(Collection entries)

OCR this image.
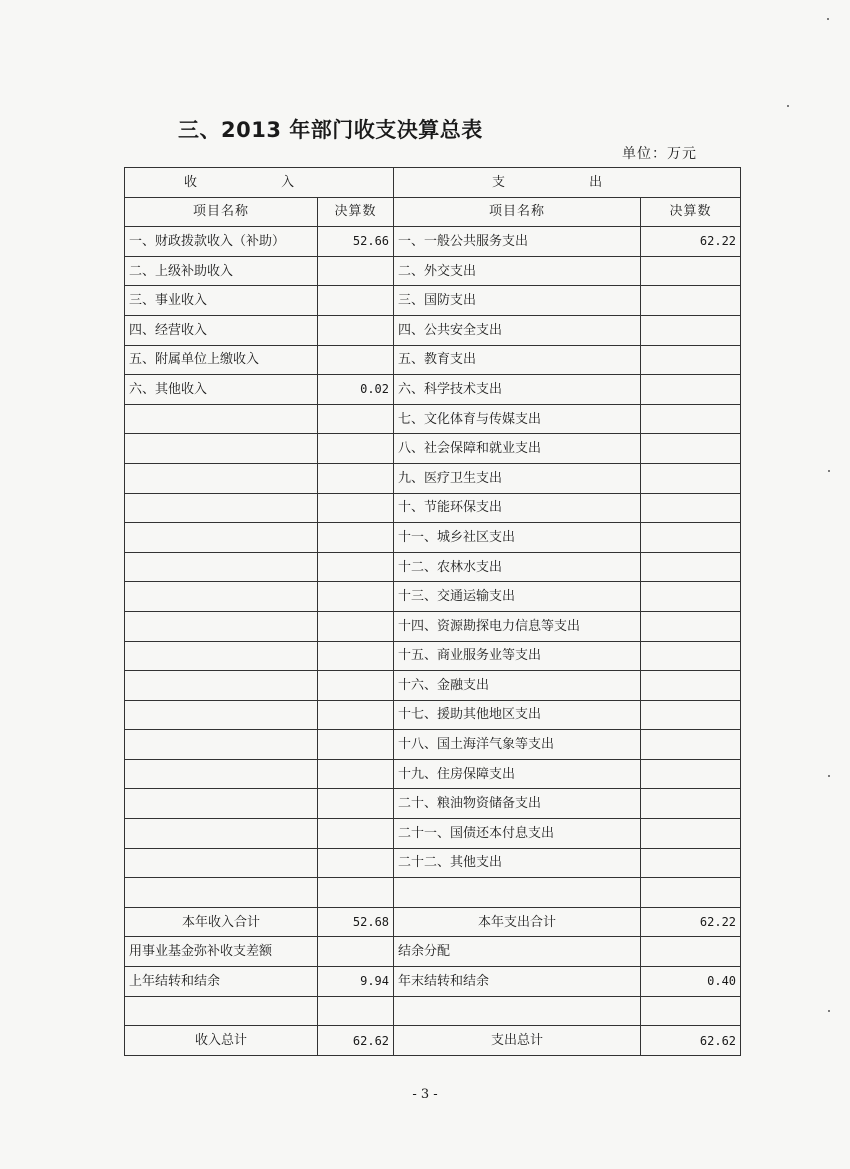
三、2013 年部门收支决算总表
单位：万元
收 入		支 出	
项目名称	决算数	项目名称	决算数
一、财政拨款收入（补助）	52.66	一、一般公共服务支出	62.22
二、上级补助收入		二、外交支出	
三、事业收入		三、国防支出	
四、经营收入		四、公共安全支出	
五、附属单位上缴收入		五、教育支出	
六、其他收入	0.02	六、科学技术支出	
		七、文化体育与传媒支出	
		八、社会保障和就业支出	
		九、医疗卫生支出	
		十、节能环保支出	
		十一、城乡社区支出	
		十二、农林水支出	
		十三、交通运输支出	
		十四、资源勘探电力信息等支出	
		十五、商业服务业等支出	
		十六、金融支出	
		十七、援助其他地区支出	
		十八、国土海洋气象等支出	
		十九、住房保障支出	
		二十、粮油物资储备支出	
		二十一、国债还本付息支出	
		二十二、其他支出	

本年收入合计	52.68	本年支出合计	62.22
用事业基金弥补收支差额		结余分配	
上年结转和结余	9.94	年末结转和结余	0.40

收入总计	62.62	支出总计	62.62
- 3 -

#### Exercise:
Write the material out again exactly as it appears, dropping the pictures.

#### Output:
OCR this image.
三、2013 年部门收支决算总表
单位：万元
收 入		支 出	
项目名称	决算数	项目名称	决算数
一、财政拨款收入（补助）	52.66	一、一般公共服务支出	62.22
二、上级补助收入		二、外交支出	
三、事业收入		三、国防支出	
四、经营收入		四、公共安全支出	
五、附属单位上缴收入		五、教育支出	
六、其他收入	0.02	六、科学技术支出	
		七、文化体育与传媒支出	
		八、社会保障和就业支出	
		九、医疗卫生支出	
		十、节能环保支出	
		十一、城乡社区支出	
		十二、农林水支出	
		十三、交通运输支出	
		十四、资源勘探电力信息等支出	
		十五、商业服务业等支出	
		十六、金融支出	
		十七、援助其他地区支出	
		十八、国土海洋气象等支出	
		十九、住房保障支出	
		二十、粮油物资储备支出	
		二十一、国债还本付息支出	
		二十二、其他支出	

本年收入合计	52.68	本年支出合计	62.22
用事业基金弥补收支差额		结余分配	
上年结转和结余	9.94	年末结转和结余	0.40

收入总计	62.62	支出总计	62.62
- 3 -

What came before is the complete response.